Aim —
Using the records below, locate all lines containing "所以不是中心对称图形" and return them.
▽
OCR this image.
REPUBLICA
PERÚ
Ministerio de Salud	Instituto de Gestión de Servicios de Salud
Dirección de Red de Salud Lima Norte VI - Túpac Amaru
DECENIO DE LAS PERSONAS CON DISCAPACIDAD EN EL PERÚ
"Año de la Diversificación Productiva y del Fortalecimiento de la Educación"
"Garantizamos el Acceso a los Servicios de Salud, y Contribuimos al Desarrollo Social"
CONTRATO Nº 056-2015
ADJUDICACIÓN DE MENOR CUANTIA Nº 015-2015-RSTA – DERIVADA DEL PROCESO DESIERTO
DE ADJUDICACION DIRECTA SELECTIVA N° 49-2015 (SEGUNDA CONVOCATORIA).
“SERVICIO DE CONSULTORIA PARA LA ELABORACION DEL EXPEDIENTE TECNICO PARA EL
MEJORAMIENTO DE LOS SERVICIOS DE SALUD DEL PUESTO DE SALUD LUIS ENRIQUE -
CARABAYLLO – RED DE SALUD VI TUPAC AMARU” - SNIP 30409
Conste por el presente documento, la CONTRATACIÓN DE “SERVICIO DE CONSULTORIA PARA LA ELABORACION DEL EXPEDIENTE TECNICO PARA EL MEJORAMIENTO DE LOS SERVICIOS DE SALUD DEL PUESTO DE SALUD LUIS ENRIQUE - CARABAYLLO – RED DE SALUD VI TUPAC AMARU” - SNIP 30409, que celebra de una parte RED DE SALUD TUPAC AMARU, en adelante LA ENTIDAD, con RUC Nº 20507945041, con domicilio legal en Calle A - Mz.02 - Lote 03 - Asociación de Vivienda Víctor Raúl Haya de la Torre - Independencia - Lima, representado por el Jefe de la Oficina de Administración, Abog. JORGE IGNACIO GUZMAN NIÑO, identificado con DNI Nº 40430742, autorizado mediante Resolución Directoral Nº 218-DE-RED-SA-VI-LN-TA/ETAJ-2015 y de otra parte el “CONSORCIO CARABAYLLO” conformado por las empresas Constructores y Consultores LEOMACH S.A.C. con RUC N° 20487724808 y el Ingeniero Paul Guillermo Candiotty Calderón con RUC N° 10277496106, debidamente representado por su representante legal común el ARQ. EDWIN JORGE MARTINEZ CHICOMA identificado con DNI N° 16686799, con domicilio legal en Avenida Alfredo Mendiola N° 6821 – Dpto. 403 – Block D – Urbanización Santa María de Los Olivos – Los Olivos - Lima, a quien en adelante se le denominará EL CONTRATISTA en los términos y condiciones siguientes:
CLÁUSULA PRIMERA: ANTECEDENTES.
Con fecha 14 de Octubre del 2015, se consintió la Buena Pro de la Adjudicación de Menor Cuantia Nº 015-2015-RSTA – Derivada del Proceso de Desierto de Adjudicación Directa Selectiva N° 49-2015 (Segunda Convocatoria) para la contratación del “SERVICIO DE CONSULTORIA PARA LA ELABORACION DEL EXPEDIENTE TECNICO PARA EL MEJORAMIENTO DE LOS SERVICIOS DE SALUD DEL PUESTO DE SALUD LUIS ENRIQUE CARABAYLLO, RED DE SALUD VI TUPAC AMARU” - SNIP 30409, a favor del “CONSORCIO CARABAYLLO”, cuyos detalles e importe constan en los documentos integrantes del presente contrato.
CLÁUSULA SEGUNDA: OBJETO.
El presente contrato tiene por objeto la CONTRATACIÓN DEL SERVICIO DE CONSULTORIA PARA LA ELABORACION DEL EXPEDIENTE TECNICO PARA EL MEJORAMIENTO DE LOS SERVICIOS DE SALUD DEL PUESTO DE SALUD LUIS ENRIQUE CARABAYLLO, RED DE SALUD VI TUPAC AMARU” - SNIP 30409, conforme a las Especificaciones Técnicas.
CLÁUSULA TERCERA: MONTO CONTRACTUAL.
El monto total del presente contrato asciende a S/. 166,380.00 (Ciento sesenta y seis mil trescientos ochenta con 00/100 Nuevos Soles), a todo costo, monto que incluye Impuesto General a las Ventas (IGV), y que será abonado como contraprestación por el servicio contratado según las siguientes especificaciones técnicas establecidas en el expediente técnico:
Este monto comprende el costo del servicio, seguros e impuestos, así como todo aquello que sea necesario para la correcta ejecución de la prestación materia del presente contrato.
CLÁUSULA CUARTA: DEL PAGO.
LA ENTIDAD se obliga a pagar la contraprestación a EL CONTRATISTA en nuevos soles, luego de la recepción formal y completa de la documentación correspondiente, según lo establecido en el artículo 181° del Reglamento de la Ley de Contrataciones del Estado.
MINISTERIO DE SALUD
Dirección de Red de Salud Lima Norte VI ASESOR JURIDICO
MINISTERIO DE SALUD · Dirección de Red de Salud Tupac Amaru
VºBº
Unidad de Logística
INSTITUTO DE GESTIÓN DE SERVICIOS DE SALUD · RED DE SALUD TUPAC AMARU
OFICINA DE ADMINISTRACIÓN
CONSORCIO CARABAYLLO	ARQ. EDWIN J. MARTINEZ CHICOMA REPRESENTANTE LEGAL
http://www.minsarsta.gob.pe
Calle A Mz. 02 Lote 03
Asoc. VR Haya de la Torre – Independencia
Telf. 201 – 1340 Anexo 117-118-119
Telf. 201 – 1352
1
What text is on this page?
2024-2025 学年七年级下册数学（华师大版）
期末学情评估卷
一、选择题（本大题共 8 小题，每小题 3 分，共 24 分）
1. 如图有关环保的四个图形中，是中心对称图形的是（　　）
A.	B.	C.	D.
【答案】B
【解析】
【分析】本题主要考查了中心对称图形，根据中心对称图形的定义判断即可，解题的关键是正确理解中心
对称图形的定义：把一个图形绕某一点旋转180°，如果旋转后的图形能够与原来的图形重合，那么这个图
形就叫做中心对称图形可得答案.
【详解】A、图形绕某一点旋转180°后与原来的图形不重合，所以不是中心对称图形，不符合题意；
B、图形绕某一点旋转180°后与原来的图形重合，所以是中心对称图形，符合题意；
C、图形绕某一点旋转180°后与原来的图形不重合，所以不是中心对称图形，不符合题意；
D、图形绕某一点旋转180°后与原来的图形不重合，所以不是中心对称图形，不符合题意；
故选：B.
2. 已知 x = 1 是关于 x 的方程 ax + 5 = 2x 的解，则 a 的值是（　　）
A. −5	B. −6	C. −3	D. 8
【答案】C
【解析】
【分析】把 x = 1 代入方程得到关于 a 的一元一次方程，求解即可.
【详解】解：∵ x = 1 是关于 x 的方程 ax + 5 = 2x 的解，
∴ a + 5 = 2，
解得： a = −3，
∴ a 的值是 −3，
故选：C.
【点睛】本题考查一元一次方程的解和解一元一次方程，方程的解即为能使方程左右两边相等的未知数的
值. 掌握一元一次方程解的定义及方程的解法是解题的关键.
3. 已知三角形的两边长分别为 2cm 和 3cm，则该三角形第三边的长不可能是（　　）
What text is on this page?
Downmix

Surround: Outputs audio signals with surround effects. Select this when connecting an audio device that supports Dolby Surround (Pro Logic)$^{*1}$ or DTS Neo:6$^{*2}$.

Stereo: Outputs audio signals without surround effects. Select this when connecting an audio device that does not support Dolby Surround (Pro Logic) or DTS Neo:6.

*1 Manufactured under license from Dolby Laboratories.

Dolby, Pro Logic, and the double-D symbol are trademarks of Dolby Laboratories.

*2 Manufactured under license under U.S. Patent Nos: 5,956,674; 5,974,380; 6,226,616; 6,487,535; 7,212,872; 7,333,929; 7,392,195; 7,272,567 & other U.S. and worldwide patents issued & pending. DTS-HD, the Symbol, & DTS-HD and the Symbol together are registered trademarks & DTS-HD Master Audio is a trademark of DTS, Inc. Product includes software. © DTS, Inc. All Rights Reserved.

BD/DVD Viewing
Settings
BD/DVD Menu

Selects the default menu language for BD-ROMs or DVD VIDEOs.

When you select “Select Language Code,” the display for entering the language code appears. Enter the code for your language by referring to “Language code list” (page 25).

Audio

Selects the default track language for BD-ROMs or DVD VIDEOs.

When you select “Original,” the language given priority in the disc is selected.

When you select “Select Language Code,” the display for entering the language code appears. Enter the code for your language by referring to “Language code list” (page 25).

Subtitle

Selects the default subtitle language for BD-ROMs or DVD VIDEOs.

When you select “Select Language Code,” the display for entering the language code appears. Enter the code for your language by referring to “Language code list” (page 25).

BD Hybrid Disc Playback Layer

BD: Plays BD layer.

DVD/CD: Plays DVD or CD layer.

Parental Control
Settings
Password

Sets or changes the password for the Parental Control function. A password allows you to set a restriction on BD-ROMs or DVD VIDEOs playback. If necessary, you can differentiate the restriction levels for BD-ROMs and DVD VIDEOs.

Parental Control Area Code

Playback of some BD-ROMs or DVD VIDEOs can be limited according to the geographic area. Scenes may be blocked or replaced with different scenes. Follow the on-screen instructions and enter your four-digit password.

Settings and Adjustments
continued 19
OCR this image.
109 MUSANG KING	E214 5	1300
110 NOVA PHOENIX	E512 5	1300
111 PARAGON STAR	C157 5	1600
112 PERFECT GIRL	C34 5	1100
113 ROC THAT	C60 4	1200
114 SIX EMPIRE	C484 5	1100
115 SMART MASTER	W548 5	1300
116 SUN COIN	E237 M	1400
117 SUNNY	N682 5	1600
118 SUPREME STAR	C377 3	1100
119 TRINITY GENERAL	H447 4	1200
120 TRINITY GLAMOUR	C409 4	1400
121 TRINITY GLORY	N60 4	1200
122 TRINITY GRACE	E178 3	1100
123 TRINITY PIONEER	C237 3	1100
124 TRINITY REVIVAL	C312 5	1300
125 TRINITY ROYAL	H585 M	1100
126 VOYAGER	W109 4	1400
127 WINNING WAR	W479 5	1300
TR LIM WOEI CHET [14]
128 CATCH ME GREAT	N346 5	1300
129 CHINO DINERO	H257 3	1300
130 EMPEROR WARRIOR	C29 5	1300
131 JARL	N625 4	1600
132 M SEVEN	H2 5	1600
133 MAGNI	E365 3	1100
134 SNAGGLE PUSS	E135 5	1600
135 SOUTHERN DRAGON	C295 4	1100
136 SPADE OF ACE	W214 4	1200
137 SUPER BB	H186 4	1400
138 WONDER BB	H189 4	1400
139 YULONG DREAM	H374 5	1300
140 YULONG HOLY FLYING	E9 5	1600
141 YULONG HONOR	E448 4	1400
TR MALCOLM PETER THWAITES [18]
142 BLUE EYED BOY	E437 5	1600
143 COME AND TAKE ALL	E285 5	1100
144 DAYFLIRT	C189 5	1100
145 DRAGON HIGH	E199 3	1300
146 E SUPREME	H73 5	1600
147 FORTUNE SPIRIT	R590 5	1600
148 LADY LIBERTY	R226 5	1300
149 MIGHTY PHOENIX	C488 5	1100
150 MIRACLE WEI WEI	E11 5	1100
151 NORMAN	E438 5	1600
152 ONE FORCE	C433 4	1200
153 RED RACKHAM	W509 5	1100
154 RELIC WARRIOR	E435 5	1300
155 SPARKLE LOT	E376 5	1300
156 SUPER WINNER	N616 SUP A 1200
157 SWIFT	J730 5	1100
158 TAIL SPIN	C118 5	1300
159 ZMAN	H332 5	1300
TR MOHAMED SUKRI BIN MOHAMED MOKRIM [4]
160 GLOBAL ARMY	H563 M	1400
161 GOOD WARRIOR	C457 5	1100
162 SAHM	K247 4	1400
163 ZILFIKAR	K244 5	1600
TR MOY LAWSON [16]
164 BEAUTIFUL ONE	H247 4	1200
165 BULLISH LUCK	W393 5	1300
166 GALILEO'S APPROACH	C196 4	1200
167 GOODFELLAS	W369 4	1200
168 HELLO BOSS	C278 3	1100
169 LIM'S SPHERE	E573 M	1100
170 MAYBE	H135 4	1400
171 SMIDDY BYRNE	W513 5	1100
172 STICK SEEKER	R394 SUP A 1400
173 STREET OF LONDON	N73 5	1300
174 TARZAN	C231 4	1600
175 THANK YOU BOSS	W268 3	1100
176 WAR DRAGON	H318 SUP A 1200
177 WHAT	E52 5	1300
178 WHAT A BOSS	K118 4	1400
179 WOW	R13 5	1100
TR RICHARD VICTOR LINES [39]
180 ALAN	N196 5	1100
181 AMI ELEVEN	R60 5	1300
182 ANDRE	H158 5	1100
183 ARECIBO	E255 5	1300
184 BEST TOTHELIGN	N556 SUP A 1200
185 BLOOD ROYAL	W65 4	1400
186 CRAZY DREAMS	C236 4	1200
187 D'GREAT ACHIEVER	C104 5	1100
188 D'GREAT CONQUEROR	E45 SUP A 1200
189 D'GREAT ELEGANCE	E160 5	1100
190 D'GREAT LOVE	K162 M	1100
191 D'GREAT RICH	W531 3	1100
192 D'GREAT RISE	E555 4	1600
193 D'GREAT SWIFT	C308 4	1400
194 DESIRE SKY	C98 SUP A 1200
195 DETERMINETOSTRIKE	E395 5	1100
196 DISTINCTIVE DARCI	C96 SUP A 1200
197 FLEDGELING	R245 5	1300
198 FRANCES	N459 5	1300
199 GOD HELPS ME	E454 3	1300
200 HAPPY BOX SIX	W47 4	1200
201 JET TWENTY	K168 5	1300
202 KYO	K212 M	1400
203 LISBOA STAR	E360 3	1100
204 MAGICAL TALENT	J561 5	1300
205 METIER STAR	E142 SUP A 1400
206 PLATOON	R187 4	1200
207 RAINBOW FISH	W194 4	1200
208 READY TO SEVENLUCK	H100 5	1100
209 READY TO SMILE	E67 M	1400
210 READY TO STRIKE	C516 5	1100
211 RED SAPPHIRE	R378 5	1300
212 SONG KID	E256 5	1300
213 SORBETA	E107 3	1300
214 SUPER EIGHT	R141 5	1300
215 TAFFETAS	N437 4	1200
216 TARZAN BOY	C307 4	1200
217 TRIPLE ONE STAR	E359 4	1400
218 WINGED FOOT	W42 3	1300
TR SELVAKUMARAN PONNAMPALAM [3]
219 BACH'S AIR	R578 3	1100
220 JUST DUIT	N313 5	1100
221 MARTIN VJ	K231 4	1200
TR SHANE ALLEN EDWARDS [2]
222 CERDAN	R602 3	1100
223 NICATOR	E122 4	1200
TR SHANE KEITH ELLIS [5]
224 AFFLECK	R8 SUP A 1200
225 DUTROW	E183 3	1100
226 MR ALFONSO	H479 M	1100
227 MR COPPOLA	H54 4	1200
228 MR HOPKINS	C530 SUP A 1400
△
Output of the exercise —
【详解】A、图形绕某一点旋转180°后与原来的图形不重合，所以不是中心对称图形，不符合题意；
C、图形绕某一点旋转180°后与原来的图形不重合，所以不是中心对称图形，不符合题意；
D、图形绕某一点旋转180°后与原来的图形不重合，所以不是中心对称图形，不符合题意；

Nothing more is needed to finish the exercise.